Given request =
Repeat each record below exactly as given.

Start of Data provided

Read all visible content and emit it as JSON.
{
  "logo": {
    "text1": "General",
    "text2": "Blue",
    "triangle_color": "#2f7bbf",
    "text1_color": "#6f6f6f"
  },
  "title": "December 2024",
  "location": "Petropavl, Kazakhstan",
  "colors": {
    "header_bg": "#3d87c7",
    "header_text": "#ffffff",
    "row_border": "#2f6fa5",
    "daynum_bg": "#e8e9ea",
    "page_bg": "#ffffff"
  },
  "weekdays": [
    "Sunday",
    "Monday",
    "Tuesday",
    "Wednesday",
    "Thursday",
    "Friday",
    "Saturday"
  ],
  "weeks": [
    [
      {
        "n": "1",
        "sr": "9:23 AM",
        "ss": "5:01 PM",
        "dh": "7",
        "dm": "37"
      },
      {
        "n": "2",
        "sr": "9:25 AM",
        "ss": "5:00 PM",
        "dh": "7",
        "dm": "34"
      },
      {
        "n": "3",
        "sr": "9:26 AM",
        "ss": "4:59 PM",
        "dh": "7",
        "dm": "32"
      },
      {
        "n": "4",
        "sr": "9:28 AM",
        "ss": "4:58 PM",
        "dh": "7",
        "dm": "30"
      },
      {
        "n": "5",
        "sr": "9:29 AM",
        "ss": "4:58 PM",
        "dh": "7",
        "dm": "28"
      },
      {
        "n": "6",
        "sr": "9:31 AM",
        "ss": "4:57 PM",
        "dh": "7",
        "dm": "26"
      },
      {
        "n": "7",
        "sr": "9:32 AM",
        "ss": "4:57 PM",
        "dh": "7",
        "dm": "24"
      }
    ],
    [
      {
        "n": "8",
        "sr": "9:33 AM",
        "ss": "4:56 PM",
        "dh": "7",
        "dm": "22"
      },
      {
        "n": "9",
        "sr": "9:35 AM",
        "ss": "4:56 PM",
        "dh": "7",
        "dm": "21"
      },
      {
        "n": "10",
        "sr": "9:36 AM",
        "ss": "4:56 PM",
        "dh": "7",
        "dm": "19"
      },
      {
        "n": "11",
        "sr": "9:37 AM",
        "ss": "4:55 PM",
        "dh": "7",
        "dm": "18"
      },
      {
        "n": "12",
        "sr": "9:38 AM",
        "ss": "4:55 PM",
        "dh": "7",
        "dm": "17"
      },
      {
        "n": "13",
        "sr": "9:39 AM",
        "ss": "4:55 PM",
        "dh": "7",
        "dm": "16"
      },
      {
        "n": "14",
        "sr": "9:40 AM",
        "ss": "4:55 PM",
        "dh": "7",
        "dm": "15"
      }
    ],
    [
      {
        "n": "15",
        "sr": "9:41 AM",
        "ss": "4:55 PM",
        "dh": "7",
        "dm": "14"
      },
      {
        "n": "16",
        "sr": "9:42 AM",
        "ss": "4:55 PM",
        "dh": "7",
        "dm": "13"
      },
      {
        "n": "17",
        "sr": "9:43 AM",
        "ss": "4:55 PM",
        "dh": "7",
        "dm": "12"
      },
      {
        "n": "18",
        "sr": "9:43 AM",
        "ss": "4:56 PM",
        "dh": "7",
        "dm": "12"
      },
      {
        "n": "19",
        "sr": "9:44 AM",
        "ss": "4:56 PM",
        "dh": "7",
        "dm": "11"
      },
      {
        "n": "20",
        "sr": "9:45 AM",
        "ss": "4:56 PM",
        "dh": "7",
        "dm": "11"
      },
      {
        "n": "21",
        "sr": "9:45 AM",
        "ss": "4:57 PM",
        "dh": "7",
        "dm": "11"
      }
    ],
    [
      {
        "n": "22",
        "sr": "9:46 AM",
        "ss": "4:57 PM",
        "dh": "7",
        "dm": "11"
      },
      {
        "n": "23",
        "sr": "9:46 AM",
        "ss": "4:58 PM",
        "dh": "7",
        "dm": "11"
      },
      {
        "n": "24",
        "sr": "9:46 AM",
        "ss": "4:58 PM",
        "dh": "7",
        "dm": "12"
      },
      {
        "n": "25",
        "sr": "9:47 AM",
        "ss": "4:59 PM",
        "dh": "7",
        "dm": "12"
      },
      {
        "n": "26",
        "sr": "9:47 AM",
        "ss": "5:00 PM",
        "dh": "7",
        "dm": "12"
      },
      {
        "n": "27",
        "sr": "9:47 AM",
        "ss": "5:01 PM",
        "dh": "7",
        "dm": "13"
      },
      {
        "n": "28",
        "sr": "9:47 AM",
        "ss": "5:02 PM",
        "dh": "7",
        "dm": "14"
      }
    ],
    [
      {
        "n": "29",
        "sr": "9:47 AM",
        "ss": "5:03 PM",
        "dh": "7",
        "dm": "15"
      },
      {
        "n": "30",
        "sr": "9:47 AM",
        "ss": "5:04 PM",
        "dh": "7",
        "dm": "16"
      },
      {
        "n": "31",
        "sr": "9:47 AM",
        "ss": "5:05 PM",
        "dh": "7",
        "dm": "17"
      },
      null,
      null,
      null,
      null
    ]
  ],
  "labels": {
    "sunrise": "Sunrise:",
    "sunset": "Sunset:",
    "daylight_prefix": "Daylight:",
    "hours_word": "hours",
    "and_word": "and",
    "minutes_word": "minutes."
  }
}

End of Data provided

The result =
Read all visible content and emit it as JSON.
{
  "logo": {
    "text1": "General",
    "text2": "Blue",
    "triangle_color": "#2f7bbf",
    "text1_color": "#6f6f6f"
  },
  "title": "December 2024",
  "location": "Petropavl, Kazakhstan",
  "colors": {
    "header_bg": "#3d87c7",
    "header_text": "#ffffff",
    "row_border": "#2f6fa5",
    "daynum_bg": "#e8e9ea",
    "page_bg": "#ffffff"
  },
  "weekdays": [
    "Sunday",
    "Monday",
    "Tuesday",
    "Wednesday",
    "Thursday",
    "Friday",
    "Saturday"
  ],
  "weeks": [
    [
      {
        "n": "1",
        "sr": "9:23 AM",
        "ss": "5:01 PM",
        "dh": "7",
        "dm": "37"
      },
      {
        "n": "2",
        "sr": "9:25 AM",
        "ss": "5:00 PM",
        "dh": "7",
        "dm": "34"
      },
      {
        "n": "3",
        "sr": "9:26 AM",
        "ss": "4:59 PM",
        "dh": "7",
        "dm": "32"
      },
      {
        "n": "4",
        "sr": "9:28 AM",
        "ss": "4:58 PM",
        "dh": "7",
        "dm": "30"
      },
      {
        "n": "5",
        "sr": "9:29 AM",
        "ss": "4:58 PM",
        "dh": "7",
        "dm": "28"
      },
      {
        "n": "6",
        "sr": "9:31 AM",
        "ss": "4:57 PM",
        "dh": "7",
        "dm": "26"
      },
      {
        "n": "7",
        "sr": "9:32 AM",
        "ss": "4:57 PM",
        "dh": "7",
        "dm": "24"
      }
    ],
    [
      {
        "n": "8",
        "sr": "9:33 AM",
        "ss": "4:56 PM",
        "dh": "7",
        "dm": "22"
      },
      {
        "n": "9",
        "sr": "9:35 AM",
        "ss": "4:56 PM",
        "dh": "7",
        "dm": "21"
      },
      {
        "n": "10",
        "sr": "9:36 AM",
        "ss": "4:56 PM",
        "dh": "7",
        "dm": "19"
      },
      {
        "n": "11",
        "sr": "9:37 AM",
        "ss": "4:55 PM",
        "dh": "7",
        "dm": "18"
      },
      {
        "n": "12",
        "sr": "9:38 AM",
        "ss": "4:55 PM",
        "dh": "7",
        "dm": "17"
      },
      {
        "n": "13",
        "sr": "9:39 AM",
        "ss": "4:55 PM",
        "dh": "7",
        "dm": "16"
      },
      {
        "n": "14",
        "sr": "9:40 AM",
        "ss": "4:55 PM",
        "dh": "7",
        "dm": "15"
      }
    ],
    [
      {
        "n": "15",
        "sr": "9:41 AM",
        "ss": "4:55 PM",
        "dh": "7",
        "dm": "14"
      },
      {
        "n": "16",
        "sr": "9:42 AM",
        "ss": "4:55 PM",
        "dh": "7",
        "dm": "13"
      },
      {
        "n": "17",
        "sr": "9:43 AM",
        "ss": "4:55 PM",
        "dh": "7",
        "dm": "12"
      },
      {
        "n": "18",
        "sr": "9:43 AM",
        "ss": "4:56 PM",
        "dh": "7",
        "dm": "12"
      },
      {
        "n": "19",
        "sr": "9:44 AM",
        "ss": "4:56 PM",
        "dh": "7",
        "dm": "11"
      },
      {
        "n": "20",
        "sr": "9:45 AM",
        "ss": "4:56 PM",
        "dh": "7",
        "dm": "11"
      },
      {
        "n": "21",
        "sr": "9:45 AM",
        "ss": "4:57 PM",
        "dh": "7",
        "dm": "11"
      }
    ],
    [
      {
        "n": "22",
        "sr": "9:46 AM",
        "ss": "4:57 PM",
        "dh": "7",
        "dm": "11"
      },
      {
        "n": "23",
        "sr": "9:46 AM",
        "ss": "4:58 PM",
        "dh": "7",
        "dm": "11"
      },
      {
        "n": "24",
        "sr": "9:46 AM",
        "ss": "4:58 PM",
        "dh": "7",
        "dm": "12"
      },
      {
        "n": "25",
        "sr": "9:47 AM",
        "ss": "4:59 PM",
        "dh": "7",
        "dm": "12"
      },
      {
        "n": "26",
        "sr": "9:47 AM",
        "ss": "5:00 PM",
        "dh": "7",
        "dm": "12"
      },
      {
        "n": "27",
        "sr": "9:47 AM",
        "ss": "5:01 PM",
        "dh": "7",
        "dm": "13"
      },
      {
        "n": "28",
        "sr": "9:47 AM",
        "ss": "5:02 PM",
        "dh": "7",
        "dm": "14"
      }
    ],
    [
      {
        "n": "29",
        "sr": "9:47 AM",
        "ss": "5:03 PM",
        "dh": "7",
        "dm": "15"
      },
      {
        "n": "30",
        "sr": "9:47 AM",
        "ss": "5:04 PM",
        "dh": "7",
        "dm": "16"
      },
      {
        "n": "31",
        "sr": "9:47 AM",
        "ss": "5:05 PM",
        "dh": "7",
        "dm": "17"
      },
      null,
      null,
      null,
      null
    ]
  ],
  "labels": {
    "sunrise": "Sunrise:",
    "sunset": "Sunset:",
    "daylight_prefix": "Daylight:",
    "hours_word": "hours",
    "and_word": "and",
    "minutes_word": "minutes."
  }
}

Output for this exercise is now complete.